Problem statement – Report every line in the listing that contains the string "page".

━━ Source records

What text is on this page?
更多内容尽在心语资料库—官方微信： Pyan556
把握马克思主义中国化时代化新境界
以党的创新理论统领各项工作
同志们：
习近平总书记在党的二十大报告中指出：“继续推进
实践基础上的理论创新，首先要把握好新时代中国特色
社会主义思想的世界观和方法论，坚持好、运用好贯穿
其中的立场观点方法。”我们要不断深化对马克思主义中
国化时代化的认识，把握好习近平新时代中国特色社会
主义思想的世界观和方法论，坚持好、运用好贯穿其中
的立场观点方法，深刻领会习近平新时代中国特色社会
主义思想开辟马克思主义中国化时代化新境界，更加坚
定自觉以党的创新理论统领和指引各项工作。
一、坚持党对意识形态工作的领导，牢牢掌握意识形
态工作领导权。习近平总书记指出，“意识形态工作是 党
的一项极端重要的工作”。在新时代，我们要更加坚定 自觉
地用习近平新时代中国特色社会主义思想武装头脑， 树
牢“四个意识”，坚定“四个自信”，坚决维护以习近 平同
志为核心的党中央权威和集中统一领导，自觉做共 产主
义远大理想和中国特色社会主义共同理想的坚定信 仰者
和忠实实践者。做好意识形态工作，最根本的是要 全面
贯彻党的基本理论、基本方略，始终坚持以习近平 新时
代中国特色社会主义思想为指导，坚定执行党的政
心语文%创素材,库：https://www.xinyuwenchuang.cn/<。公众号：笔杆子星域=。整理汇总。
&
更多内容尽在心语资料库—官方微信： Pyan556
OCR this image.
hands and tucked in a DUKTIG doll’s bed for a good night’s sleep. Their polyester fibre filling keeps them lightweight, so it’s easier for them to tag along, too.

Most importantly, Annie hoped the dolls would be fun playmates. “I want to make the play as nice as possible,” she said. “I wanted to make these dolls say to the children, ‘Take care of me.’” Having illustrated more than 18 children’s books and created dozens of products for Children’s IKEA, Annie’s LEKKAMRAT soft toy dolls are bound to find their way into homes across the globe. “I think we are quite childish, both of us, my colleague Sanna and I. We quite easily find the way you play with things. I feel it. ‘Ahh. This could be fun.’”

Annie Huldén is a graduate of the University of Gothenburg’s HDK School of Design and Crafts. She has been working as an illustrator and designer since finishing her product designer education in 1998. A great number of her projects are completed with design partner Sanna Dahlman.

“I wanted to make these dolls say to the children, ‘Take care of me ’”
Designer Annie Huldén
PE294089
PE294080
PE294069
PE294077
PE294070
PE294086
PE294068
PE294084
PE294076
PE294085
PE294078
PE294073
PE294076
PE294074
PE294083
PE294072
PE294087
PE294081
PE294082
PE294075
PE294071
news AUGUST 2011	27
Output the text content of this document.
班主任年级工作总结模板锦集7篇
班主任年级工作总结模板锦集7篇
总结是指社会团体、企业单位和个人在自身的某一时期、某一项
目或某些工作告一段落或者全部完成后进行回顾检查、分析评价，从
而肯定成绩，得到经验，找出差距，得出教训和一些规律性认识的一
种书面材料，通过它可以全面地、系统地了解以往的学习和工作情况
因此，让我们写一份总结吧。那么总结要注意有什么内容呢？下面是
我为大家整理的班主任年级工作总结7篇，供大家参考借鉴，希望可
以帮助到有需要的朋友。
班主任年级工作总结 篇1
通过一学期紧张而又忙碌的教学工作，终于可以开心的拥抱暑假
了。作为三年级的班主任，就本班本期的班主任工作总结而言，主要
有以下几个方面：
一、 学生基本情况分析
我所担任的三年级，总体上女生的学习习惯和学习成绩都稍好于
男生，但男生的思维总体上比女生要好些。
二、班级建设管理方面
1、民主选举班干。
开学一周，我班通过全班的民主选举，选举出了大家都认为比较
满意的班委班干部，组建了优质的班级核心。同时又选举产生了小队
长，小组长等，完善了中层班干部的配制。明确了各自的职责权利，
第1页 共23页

━━━━
━━ Source records

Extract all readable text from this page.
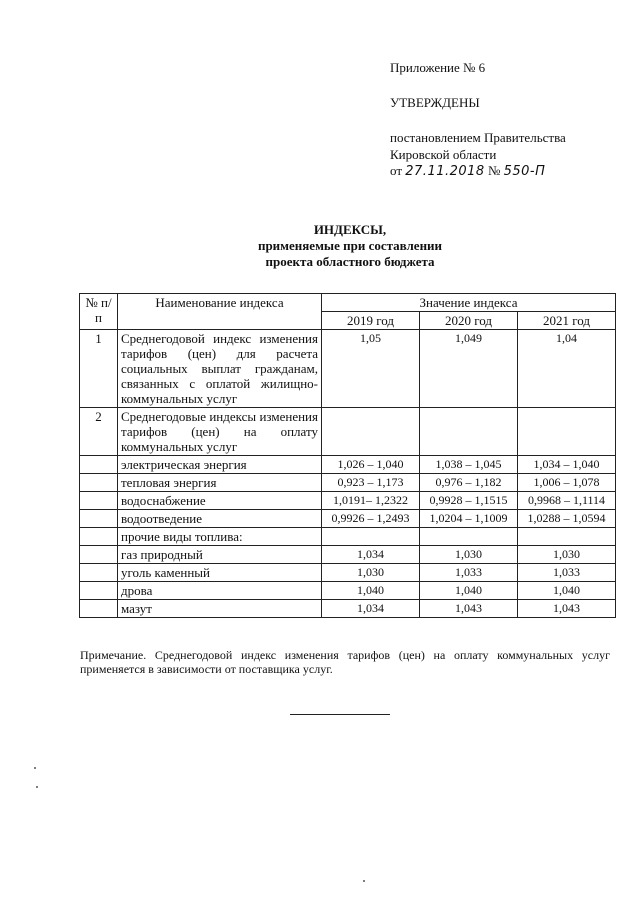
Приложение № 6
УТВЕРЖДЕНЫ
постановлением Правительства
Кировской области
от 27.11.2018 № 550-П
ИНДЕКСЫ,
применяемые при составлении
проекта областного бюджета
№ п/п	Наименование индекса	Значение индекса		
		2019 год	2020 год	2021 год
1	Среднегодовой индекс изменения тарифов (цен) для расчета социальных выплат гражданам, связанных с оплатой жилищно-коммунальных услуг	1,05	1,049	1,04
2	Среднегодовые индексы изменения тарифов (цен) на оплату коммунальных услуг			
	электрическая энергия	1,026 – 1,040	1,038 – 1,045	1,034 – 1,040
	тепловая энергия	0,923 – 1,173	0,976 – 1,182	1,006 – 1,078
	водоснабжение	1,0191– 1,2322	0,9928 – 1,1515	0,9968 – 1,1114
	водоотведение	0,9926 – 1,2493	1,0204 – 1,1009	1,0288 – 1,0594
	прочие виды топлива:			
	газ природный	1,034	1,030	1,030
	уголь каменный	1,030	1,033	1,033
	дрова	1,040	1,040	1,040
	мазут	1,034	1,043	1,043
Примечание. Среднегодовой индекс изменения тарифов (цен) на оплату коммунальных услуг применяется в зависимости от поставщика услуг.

━━━━
━━ Source records

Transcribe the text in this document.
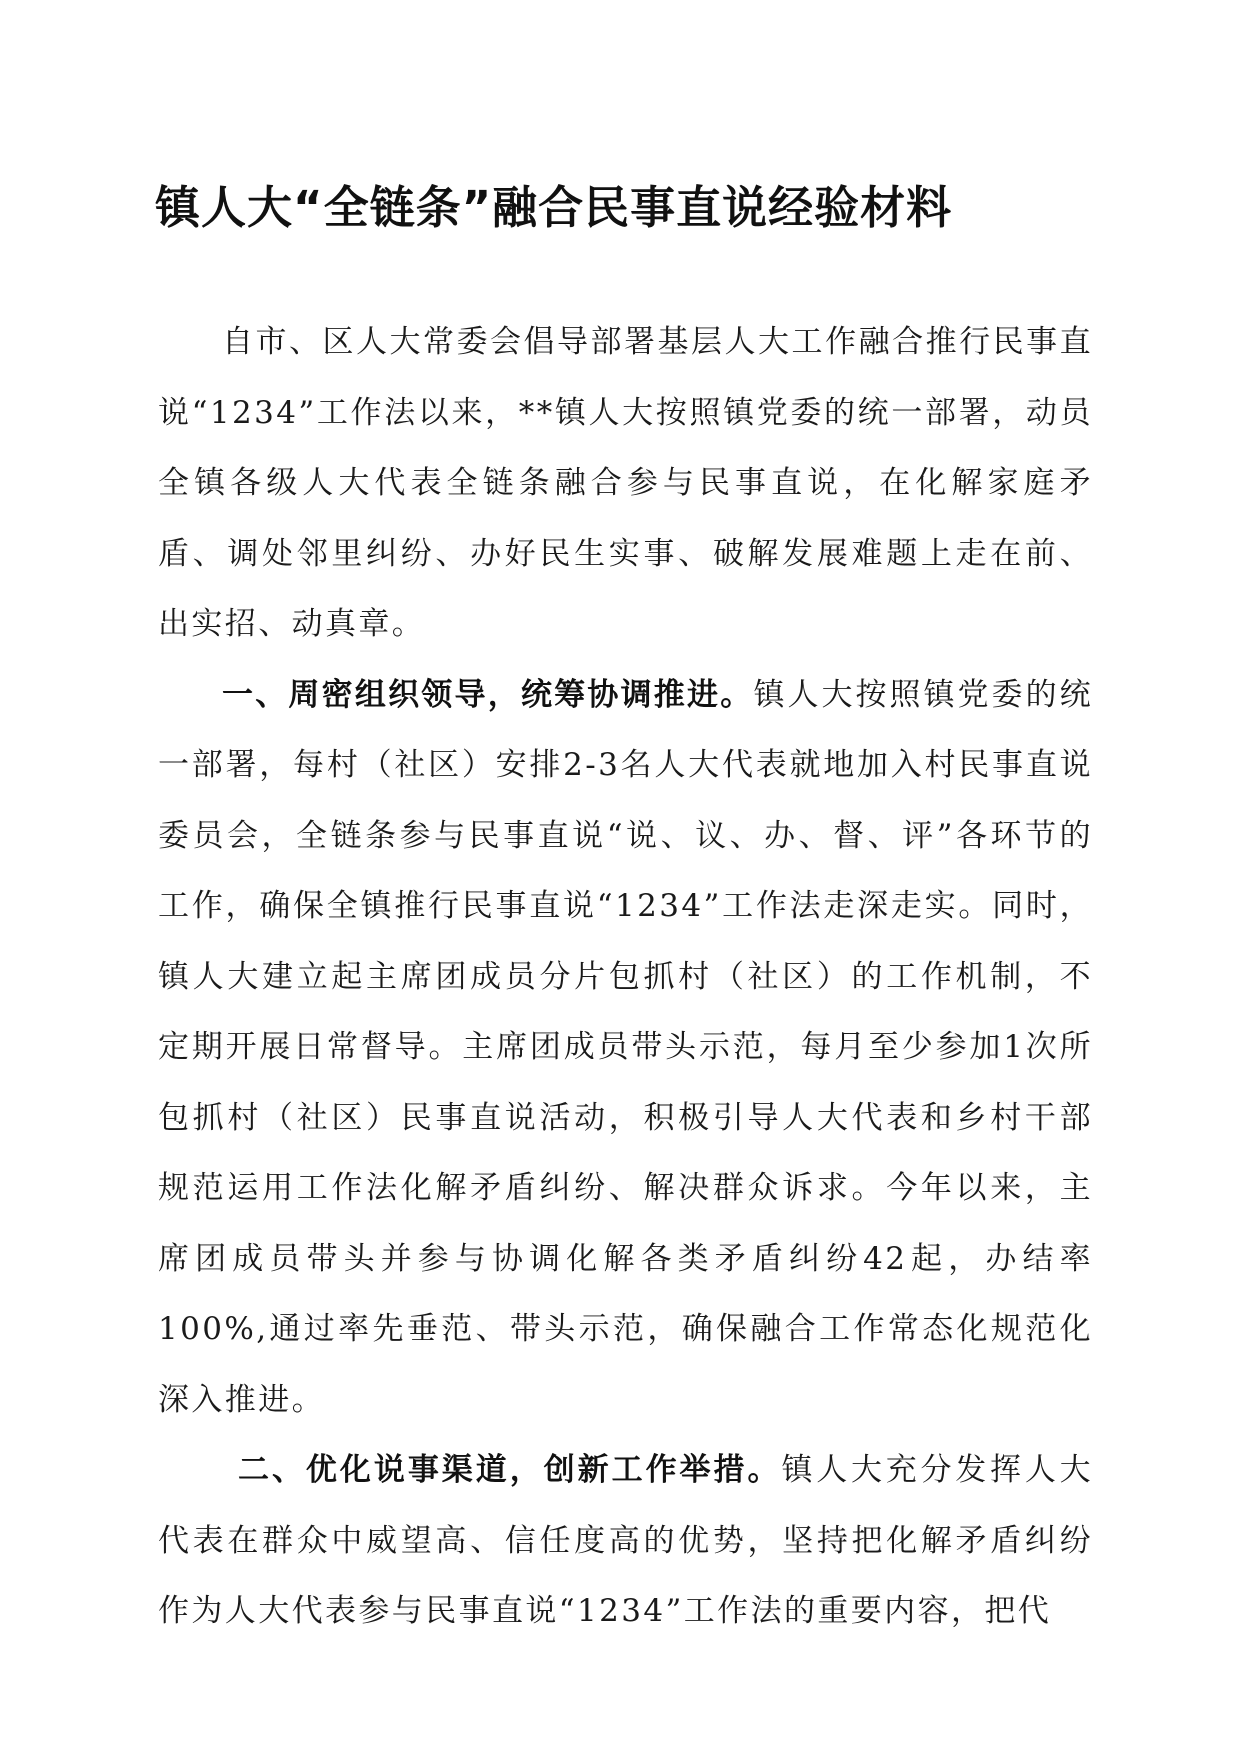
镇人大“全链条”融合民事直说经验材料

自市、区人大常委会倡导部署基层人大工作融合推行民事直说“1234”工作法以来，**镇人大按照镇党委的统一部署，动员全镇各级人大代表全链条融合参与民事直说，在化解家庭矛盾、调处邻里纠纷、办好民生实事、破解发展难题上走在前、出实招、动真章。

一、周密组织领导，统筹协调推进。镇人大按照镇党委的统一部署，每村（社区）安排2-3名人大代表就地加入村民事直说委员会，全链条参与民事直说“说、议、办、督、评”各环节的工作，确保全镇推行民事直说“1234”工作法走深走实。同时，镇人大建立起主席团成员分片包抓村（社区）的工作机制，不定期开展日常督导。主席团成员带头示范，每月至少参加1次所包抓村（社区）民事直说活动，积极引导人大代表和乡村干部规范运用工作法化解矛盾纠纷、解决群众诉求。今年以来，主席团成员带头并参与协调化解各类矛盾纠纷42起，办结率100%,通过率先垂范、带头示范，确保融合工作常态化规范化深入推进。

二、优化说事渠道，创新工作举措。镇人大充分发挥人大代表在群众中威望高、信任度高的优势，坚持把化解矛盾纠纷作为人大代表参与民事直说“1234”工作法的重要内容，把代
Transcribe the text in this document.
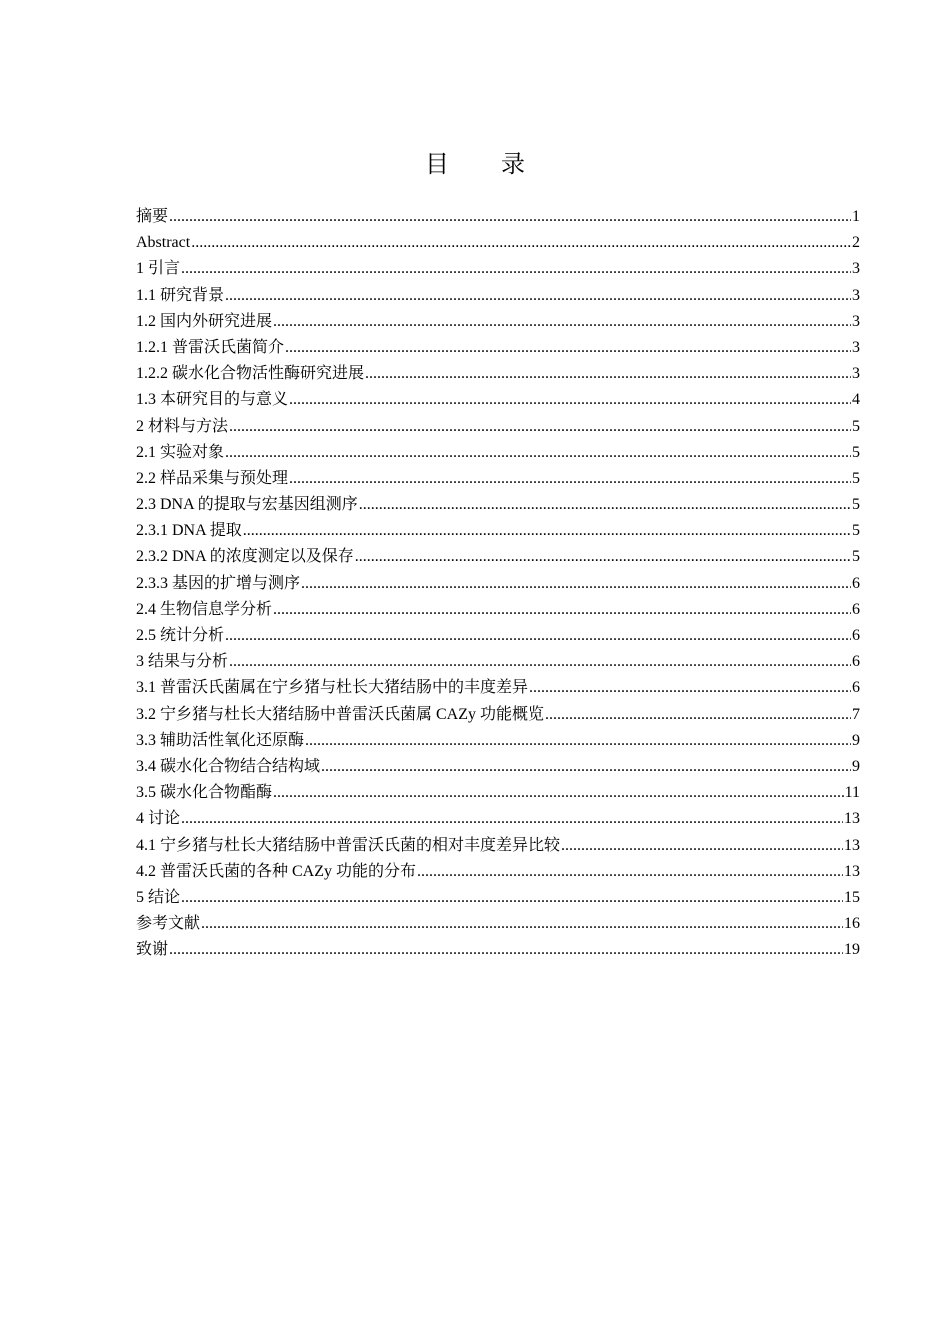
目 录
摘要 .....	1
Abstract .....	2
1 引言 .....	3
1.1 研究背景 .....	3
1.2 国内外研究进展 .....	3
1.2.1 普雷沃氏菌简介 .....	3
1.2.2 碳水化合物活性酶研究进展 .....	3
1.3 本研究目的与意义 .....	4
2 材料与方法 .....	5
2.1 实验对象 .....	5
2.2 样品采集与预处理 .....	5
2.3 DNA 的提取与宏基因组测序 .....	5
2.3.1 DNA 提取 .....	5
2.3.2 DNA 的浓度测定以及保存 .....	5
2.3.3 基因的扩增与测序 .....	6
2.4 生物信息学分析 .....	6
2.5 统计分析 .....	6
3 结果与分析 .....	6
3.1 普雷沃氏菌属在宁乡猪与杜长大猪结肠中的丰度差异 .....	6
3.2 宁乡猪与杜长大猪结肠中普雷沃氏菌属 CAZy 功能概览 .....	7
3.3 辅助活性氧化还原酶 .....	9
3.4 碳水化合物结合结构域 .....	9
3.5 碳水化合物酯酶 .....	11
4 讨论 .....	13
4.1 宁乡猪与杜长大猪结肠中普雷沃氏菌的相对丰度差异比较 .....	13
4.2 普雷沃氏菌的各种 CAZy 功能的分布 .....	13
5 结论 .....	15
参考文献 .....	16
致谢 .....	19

━━━━

Answer to this exercise –
What text is on this page?
Extract all readable text from this page.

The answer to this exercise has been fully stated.